WHAT YOU HAVE TO DO:
Copy each line below that includes "jufqu".

>> begin EXERCISE INPUTS

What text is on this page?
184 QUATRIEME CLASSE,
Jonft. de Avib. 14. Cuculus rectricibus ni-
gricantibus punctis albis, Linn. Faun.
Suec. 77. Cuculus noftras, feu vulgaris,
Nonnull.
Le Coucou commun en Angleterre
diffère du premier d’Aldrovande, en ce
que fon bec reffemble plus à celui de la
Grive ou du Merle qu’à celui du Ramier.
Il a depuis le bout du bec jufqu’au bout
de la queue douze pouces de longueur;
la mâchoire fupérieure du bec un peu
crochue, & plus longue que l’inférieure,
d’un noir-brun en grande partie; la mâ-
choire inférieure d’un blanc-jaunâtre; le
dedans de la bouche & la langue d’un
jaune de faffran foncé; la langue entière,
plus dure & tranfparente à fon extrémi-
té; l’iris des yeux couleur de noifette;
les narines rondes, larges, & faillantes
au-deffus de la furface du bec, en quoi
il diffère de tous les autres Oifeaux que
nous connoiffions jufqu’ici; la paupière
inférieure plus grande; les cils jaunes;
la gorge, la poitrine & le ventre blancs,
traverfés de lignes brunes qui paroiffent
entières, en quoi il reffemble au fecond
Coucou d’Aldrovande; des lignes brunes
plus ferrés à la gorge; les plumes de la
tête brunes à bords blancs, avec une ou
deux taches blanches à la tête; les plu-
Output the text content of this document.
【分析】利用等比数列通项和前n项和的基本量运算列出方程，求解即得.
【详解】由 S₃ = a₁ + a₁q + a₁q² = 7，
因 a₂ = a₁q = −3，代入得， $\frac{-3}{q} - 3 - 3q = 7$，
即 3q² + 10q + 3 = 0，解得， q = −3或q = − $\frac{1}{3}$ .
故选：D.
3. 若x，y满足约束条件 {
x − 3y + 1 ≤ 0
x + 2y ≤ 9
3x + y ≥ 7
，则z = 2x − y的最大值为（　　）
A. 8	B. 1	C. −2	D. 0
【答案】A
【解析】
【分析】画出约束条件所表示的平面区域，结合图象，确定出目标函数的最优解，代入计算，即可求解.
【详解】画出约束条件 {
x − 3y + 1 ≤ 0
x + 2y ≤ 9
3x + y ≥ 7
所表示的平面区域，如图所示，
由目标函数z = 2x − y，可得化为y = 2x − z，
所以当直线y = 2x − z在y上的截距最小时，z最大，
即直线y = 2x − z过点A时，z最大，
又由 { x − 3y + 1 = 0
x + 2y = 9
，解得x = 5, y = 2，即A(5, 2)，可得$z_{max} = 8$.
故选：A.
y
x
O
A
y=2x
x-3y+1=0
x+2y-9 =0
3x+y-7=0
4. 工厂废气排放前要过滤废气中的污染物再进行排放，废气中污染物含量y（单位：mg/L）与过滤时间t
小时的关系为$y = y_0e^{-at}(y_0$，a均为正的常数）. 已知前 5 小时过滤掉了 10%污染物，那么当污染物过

>> end EXERCISE INPUTS

EXERCISE SOLUTION:
Il a depuis le bout du bec jufqu’au bout
nous connoiffions jufqu’ici; la paupière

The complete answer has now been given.